*DESCRIPTION OF THE TASK*
Without the images, output each record below as it stands.

Figure content listings
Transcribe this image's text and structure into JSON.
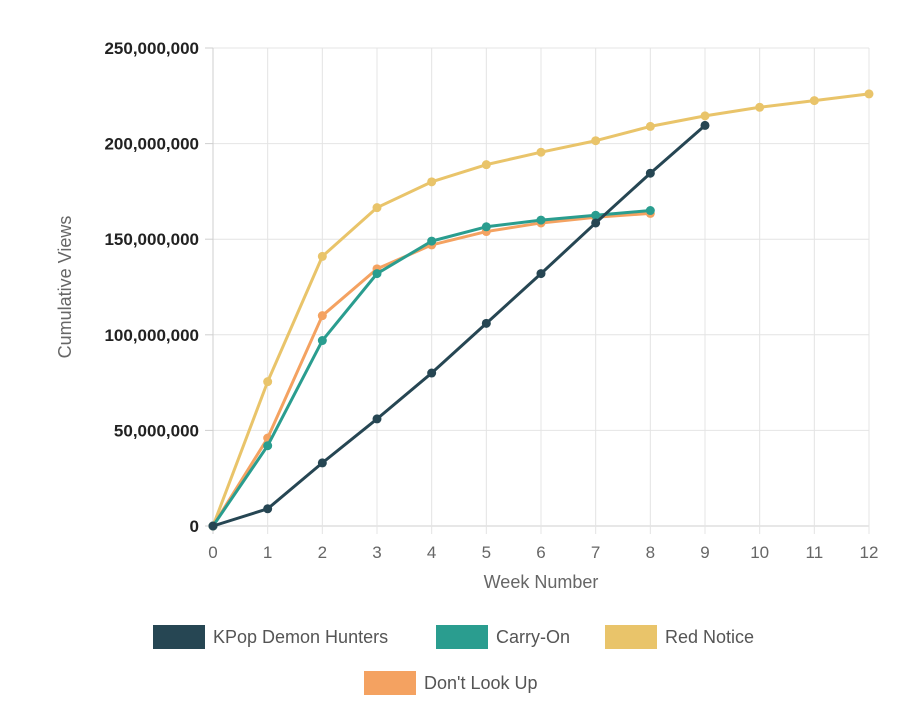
{
  "chart_data": {
    "type": "line",
    "title": "",
    "xlabel": "Week Number",
    "ylabel": "Cumulative Views",
    "x": [
      0,
      1,
      2,
      3,
      4,
      5,
      6,
      7,
      8,
      9,
      10,
      11,
      12
    ],
    "xlim": [
      0,
      12
    ],
    "ylim": [
      0,
      250000000
    ],
    "yticks": [
      "0",
      "50,000,000",
      "100,000,000",
      "150,000,000",
      "200,000,000",
      "250,000,000"
    ],
    "ytick_values": [
      0,
      50000000,
      100000000,
      150000000,
      200000000,
      250000000
    ],
    "xticks": [
      "0",
      "1",
      "2",
      "3",
      "4",
      "5",
      "6",
      "7",
      "8",
      "9",
      "10",
      "11",
      "12"
    ],
    "grid": true,
    "legend_position": "bottom",
    "series": [
      {
        "name": "KPop Demon Hunters",
        "color": "#264653",
        "x": [
          0,
          1,
          2,
          3,
          4,
          5,
          6,
          7,
          8,
          9
        ],
        "values": [
          0,
          9000000,
          33000000,
          56000000,
          80000000,
          106000000,
          132000000,
          158500000,
          184500000,
          209500000
        ]
      },
      {
        "name": "Carry-On",
        "color": "#2a9d8f",
        "x": [
          0,
          1,
          2,
          3,
          4,
          5,
          6,
          7,
          8
        ],
        "values": [
          0,
          42000000,
          97000000,
          132000000,
          149000000,
          156500000,
          160000000,
          162500000,
          165000000
        ]
      },
      {
        "name": "Red Notice",
        "color": "#e9c46a",
        "x": [
          0,
          1,
          2,
          3,
          4,
          5,
          6,
          7,
          8,
          9,
          10,
          11,
          12
        ],
        "values": [
          0,
          75500000,
          141000000,
          166500000,
          180000000,
          189000000,
          195500000,
          201500000,
          209000000,
          214500000,
          219000000,
          222500000,
          226000000
        ]
      },
      {
        "name": "Don't Look Up",
        "color": "#f4a261",
        "x": [
          0,
          1,
          2,
          3,
          4,
          5,
          6,
          7,
          8
        ],
        "values": [
          0,
          46000000,
          110000000,
          134500000,
          147000000,
          154000000,
          158500000,
          161500000,
          163500000
        ]
      }
    ]
  }
}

*ANSWER TO THE EXERCISE*
Transcribe this image's text and structure into JSON.
{
  "chart_data": {
    "type": "line",
    "title": "",
    "xlabel": "Week Number",
    "ylabel": "Cumulative Views",
    "x": [
      0,
      1,
      2,
      3,
      4,
      5,
      6,
      7,
      8,
      9,
      10,
      11,
      12
    ],
    "xlim": [
      0,
      12
    ],
    "ylim": [
      0,
      250000000
    ],
    "yticks": [
      "0",
      "50,000,000",
      "100,000,000",
      "150,000,000",
      "200,000,000",
      "250,000,000"
    ],
    "ytick_values": [
      0,
      50000000,
      100000000,
      150000000,
      200000000,
      250000000
    ],
    "xticks": [
      "0",
      "1",
      "2",
      "3",
      "4",
      "5",
      "6",
      "7",
      "8",
      "9",
      "10",
      "11",
      "12"
    ],
    "grid": true,
    "legend_position": "bottom",
    "series": [
      {
        "name": "KPop Demon Hunters",
        "color": "#264653",
        "x": [
          0,
          1,
          2,
          3,
          4,
          5,
          6,
          7,
          8,
          9
        ],
        "values": [
          0,
          9000000,
          33000000,
          56000000,
          80000000,
          106000000,
          132000000,
          158500000,
          184500000,
          209500000
        ]
      },
      {
        "name": "Carry-On",
        "color": "#2a9d8f",
        "x": [
          0,
          1,
          2,
          3,
          4,
          5,
          6,
          7,
          8
        ],
        "values": [
          0,
          42000000,
          97000000,
          132000000,
          149000000,
          156500000,
          160000000,
          162500000,
          165000000
        ]
      },
      {
        "name": "Red Notice",
        "color": "#e9c46a",
        "x": [
          0,
          1,
          2,
          3,
          4,
          5,
          6,
          7,
          8,
          9,
          10,
          11,
          12
        ],
        "values": [
          0,
          75500000,
          141000000,
          166500000,
          180000000,
          189000000,
          195500000,
          201500000,
          209000000,
          214500000,
          219000000,
          222500000,
          226000000
        ]
      },
      {
        "name": "Don't Look Up",
        "color": "#f4a261",
        "x": [
          0,
          1,
          2,
          3,
          4,
          5,
          6,
          7,
          8
        ],
        "values": [
          0,
          46000000,
          110000000,
          134500000,
          147000000,
          154000000,
          158500000,
          161500000,
          163500000
        ]
      }
    ]
  }
}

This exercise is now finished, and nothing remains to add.